- _Brano proposto_
Siamo qui per partecipare a una giornata di sensibilizzazione sui temi dell’Hiv.
A Beira il Cuamm sviluppa un progetto dedicato a informare soprattutto i giovani sui temi della salute riproduttiva e sui comportamenti da tenere per evitare il contagio. Spingiamo ragazzi e ragazze a testarsi e li supportiamo con cure, consigli e indicazioni nel caso risultino sieropositivi.

Per questo abbiamo accettato ben volentieri l’invito della professoressa Anna.
Hamilton, Natalia, Edson ed io abbiamo quindi preparato i materiali per l’intervento e allestito le tende per testare gli studenti appena fuori dalla struttura. Il programma della mattinata prevede che, prima di noi, parli l’uomo che ora sta distribuendo volantini a tutta la platea. Dopo aver ripreso posto davanti alla cattedra si presenta come il referente di una ditta farmaceutica malese, scandisce a beneficio dei presenti il proprio contatto telefonico e srotola un enorme foglio di carta nel quale sono presi appunti alla rinfusa. Inizia a parlare di pulizia intestinale, e di quanto sia importante per evitare il diabete e altre malattie.

Lo ascolto perplessa e il mio primo pensiero è che, forse, sono finita nel posto sbagliato.

- _Esercizi da svolgere_
a - Elenca tutti i nomi propri di persona che compaiono nel brano sulla giornata di sensibilizzazione sull'Hiv.
b - Modifica il brano riscrivendo la parte che comincia con le parole "Hamilton, Natalia, Edson" e si chiude dopo "e altre malattie.", mettendo "opuscoli" al posto di "volantini".
L'elenco che segue non ha alcun ruolo in questo lavoro.

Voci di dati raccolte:
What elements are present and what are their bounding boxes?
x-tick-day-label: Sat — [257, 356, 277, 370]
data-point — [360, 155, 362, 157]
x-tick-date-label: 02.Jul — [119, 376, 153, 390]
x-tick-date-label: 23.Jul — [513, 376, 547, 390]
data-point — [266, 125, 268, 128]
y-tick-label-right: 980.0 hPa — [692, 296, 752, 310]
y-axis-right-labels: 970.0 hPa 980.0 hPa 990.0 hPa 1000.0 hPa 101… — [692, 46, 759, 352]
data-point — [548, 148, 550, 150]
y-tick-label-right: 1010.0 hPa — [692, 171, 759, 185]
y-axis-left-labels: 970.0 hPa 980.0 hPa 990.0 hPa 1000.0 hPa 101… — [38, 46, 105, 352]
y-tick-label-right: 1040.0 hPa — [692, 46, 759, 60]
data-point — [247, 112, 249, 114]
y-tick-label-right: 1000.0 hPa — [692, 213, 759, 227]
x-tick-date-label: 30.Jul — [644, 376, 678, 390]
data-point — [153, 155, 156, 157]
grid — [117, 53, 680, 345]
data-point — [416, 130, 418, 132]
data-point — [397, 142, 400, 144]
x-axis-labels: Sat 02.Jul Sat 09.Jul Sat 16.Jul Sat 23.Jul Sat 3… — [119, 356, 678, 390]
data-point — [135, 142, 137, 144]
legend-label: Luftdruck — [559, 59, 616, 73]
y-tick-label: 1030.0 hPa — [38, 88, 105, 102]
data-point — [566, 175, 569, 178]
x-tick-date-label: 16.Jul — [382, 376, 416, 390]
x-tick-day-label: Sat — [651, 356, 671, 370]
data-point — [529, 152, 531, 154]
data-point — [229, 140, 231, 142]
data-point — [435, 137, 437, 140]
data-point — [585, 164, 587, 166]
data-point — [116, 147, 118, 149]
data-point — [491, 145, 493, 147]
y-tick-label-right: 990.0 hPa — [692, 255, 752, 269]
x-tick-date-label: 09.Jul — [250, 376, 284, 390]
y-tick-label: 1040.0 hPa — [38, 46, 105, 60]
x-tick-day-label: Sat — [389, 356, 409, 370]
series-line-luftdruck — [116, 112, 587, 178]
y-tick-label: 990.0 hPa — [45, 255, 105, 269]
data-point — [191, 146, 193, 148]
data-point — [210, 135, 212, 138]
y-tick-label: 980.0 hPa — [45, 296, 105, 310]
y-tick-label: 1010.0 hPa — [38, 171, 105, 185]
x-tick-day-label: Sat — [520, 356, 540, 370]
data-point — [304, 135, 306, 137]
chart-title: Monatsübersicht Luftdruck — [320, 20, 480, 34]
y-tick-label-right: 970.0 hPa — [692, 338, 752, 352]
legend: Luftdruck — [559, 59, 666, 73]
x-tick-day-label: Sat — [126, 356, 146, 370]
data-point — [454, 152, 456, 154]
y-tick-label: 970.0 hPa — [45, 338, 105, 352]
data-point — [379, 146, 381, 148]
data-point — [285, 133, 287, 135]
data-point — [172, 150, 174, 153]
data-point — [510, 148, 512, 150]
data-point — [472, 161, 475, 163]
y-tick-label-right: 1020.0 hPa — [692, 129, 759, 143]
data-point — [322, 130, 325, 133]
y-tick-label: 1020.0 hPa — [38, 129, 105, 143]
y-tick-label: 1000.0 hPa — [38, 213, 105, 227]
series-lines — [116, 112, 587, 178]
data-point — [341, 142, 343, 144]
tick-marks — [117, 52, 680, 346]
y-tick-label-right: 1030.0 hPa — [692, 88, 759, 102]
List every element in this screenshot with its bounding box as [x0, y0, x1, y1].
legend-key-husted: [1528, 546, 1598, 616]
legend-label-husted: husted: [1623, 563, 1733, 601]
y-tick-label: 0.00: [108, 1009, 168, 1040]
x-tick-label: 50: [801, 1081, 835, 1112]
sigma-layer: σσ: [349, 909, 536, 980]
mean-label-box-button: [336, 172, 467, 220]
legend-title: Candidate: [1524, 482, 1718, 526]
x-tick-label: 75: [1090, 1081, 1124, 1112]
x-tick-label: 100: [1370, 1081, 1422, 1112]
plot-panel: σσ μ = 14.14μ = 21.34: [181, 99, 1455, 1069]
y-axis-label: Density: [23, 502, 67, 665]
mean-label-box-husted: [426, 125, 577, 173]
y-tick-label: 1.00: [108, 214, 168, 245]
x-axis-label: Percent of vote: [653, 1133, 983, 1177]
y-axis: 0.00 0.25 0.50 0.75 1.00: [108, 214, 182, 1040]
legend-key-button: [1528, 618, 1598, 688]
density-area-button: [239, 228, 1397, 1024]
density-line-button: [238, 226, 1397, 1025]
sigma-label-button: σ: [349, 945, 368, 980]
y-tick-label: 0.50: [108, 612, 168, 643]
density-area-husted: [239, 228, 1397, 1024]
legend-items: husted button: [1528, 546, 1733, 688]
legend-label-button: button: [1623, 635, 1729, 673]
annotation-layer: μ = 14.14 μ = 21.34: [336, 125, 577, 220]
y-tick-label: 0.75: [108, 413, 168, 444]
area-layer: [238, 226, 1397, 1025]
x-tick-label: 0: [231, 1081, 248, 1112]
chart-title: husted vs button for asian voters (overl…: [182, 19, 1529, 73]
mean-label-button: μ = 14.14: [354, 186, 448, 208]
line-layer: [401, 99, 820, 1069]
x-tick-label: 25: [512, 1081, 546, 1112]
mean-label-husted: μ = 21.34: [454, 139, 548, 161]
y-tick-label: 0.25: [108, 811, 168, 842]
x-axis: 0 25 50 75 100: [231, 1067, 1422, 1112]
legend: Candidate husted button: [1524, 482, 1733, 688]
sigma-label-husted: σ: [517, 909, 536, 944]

- _Risposte_
a - Anna, Hamilton, Natalia, Edson

b -
Hamilton, Natalia, Edson ed io abbiamo quindi preparato i materiali per l’intervento e allestito le tende per testare gli studenti appena fuori dalla struttura. Il programma della mattinata prevede che, prima di noi, parli l’uomo che ora sta distribuendo opuscoli a tutta la platea. Dopo aver ripreso posto davanti alla cattedra si presenta come il referente di una ditta farmaceutica malese, scandisce a beneficio dei presenti il proprio contatto telefonico e srotola un enorme foglio di carta nel quale sono presi appunti alla rinfusa. Inizia a parlare di pulizia intestinale, e di quanto sia importante per evitare il diabete e altre malattie.